Exercise objective: Give all the lines below again, exactly, with no pictures.

********************

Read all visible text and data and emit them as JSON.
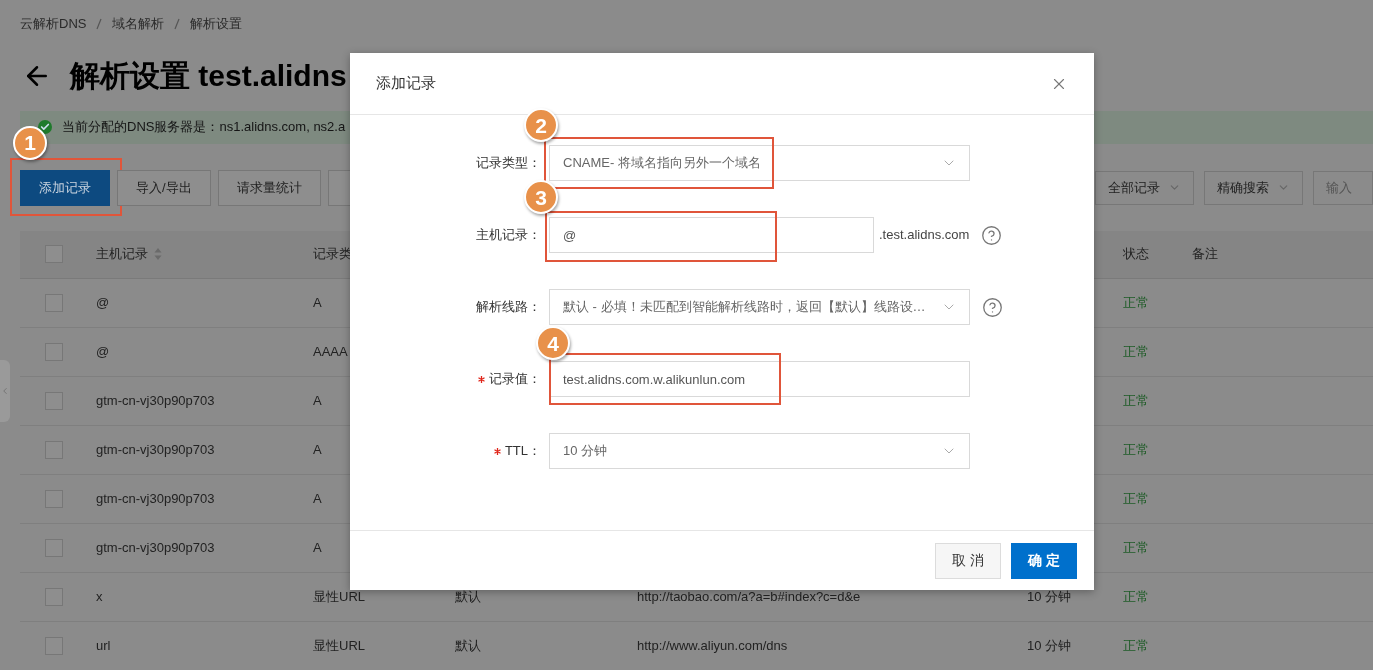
{
  "breadcrumb": [
    "云解析DNS",
    "域名解析",
    "解析设置"
  ],
  "page_title": "解析设置 test.alidns",
  "notice": {
    "text": "当前分配的DNS服务器是：ns1.alidns.com, ns2.a"
  },
  "toolbar": {
    "buttons": [
      {
        "label": "添加记录",
        "primary": true,
        "callout": "1"
      },
      {
        "label": "导入/导出",
        "primary": false
      },
      {
        "label": "请求量统计",
        "primary": false
      }
    ],
    "filters": [
      {
        "label": "全部记录"
      },
      {
        "label": "精确搜索"
      }
    ],
    "search": {
      "placeholder": "输入"
    }
  },
  "table": {
    "select_all": {
      "checked": false
    },
    "columns": [
      {
        "label": "主机记录",
        "sortable": true
      },
      {
        "label": "记录类"
      },
      {
        "label": "状态",
        "sortable": false
      },
      {
        "label": "备注",
        "sortable": false
      }
    ],
    "rows": [
      {
        "checked": false,
        "host": "@",
        "type": "A",
        "status": "正常"
      },
      {
        "checked": false,
        "host": "@",
        "type": "AAAA",
        "status": "正常"
      },
      {
        "checked": false,
        "host": "gtm-cn-vj30p90p703",
        "type": "A",
        "status": "正常"
      },
      {
        "checked": false,
        "host": "gtm-cn-vj30p90p703",
        "type": "A",
        "status": "正常"
      },
      {
        "checked": false,
        "host": "gtm-cn-vj30p90p703",
        "type": "A",
        "status": "正常"
      },
      {
        "checked": false,
        "host": "gtm-cn-vj30p90p703",
        "type": "A",
        "status": "正常"
      },
      {
        "checked": false,
        "host": "x",
        "type": "显性URL",
        "line": "默认",
        "value": "http://taobao.com/a?a=b#index?c=d&e",
        "ttl": "10 分钟",
        "status": "正常"
      },
      {
        "checked": false,
        "host": "url",
        "type": "显性URL",
        "line": "默认",
        "value": "http://www.aliyun.com/dns",
        "ttl": "10 分钟",
        "status": "正常"
      }
    ]
  },
  "dialog": {
    "title": "添加记录",
    "fields": [
      {
        "label": "记录类型：",
        "kind": "select",
        "value": "CNAME- 将域名指向另外一个域名",
        "required": false,
        "help": false,
        "callout": "2"
      },
      {
        "label": "主机记录：",
        "kind": "input",
        "value": "@",
        "suffix": ".test.alidns.com",
        "required": false,
        "help": true,
        "callout": "3"
      },
      {
        "label": "解析线路：",
        "kind": "select",
        "value": "默认 - 必填！未匹配到智能解析线路时，返回【默认】线路设…",
        "required": false,
        "help": true
      },
      {
        "label": "记录值：",
        "kind": "input",
        "value": "test.alidns.com.w.alikunlun.com",
        "required": true,
        "help": false,
        "callout": "4"
      },
      {
        "label": "TTL：",
        "kind": "select",
        "value": "10 分钟",
        "required": true,
        "help": false
      }
    ],
    "buttons": [
      {
        "label": "取 消",
        "primary": false
      },
      {
        "label": "确 定",
        "primary": true
      }
    ]
  }
}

********************

Solution:
Read all visible text and data and emit them as JSON.
{
  "breadcrumb": [
    "云解析DNS",
    "域名解析",
    "解析设置"
  ],
  "page_title": "解析设置 test.alidns",
  "notice": {
    "text": "当前分配的DNS服务器是：ns1.alidns.com, ns2.a"
  },
  "toolbar": {
    "buttons": [
      {
        "label": "添加记录",
        "primary": true,
        "callout": "1"
      },
      {
        "label": "导入/导出",
        "primary": false
      },
      {
        "label": "请求量统计",
        "primary": false
      }
    ],
    "filters": [
      {
        "label": "全部记录"
      },
      {
        "label": "精确搜索"
      }
    ],
    "search": {
      "placeholder": "输入"
    }
  },
  "table": {
    "select_all": {
      "checked": false
    },
    "columns": [
      {
        "label": "主机记录",
        "sortable": true
      },
      {
        "label": "记录类"
      },
      {
        "label": "状态",
        "sortable": false
      },
      {
        "label": "备注",
        "sortable": false
      }
    ],
    "rows": [
      {
        "checked": false,
        "host": "@",
        "type": "A",
        "status": "正常"
      },
      {
        "checked": false,
        "host": "@",
        "type": "AAAA",
        "status": "正常"
      },
      {
        "checked": false,
        "host": "gtm-cn-vj30p90p703",
        "type": "A",
        "status": "正常"
      },
      {
        "checked": false,
        "host": "gtm-cn-vj30p90p703",
        "type": "A",
        "status": "正常"
      },
      {
        "checked": false,
        "host": "gtm-cn-vj30p90p703",
        "type": "A",
        "status": "正常"
      },
      {
        "checked": false,
        "host": "gtm-cn-vj30p90p703",
        "type": "A",
        "status": "正常"
      },
      {
        "checked": false,
        "host": "x",
        "type": "显性URL",
        "line": "默认",
        "value": "http://taobao.com/a?a=b#index?c=d&e",
        "ttl": "10 分钟",
        "status": "正常"
      },
      {
        "checked": false,
        "host": "url",
        "type": "显性URL",
        "line": "默认",
        "value": "http://www.aliyun.com/dns",
        "ttl": "10 分钟",
        "status": "正常"
      }
    ]
  },
  "dialog": {
    "title": "添加记录",
    "fields": [
      {
        "label": "记录类型：",
        "kind": "select",
        "value": "CNAME- 将域名指向另外一个域名",
        "required": false,
        "help": false,
        "callout": "2"
      },
      {
        "label": "主机记录：",
        "kind": "input",
        "value": "@",
        "suffix": ".test.alidns.com",
        "required": false,
        "help": true,
        "callout": "3"
      },
      {
        "label": "解析线路：",
        "kind": "select",
        "value": "默认 - 必填！未匹配到智能解析线路时，返回【默认】线路设…",
        "required": false,
        "help": true
      },
      {
        "label": "记录值：",
        "kind": "input",
        "value": "test.alidns.com.w.alikunlun.com",
        "required": true,
        "help": false,
        "callout": "4"
      },
      {
        "label": "TTL：",
        "kind": "select",
        "value": "10 分钟",
        "required": true,
        "help": false
      }
    ],
    "buttons": [
      {
        "label": "取 消",
        "primary": false
      },
      {
        "label": "确 定",
        "primary": true
      }
    ]
  }
}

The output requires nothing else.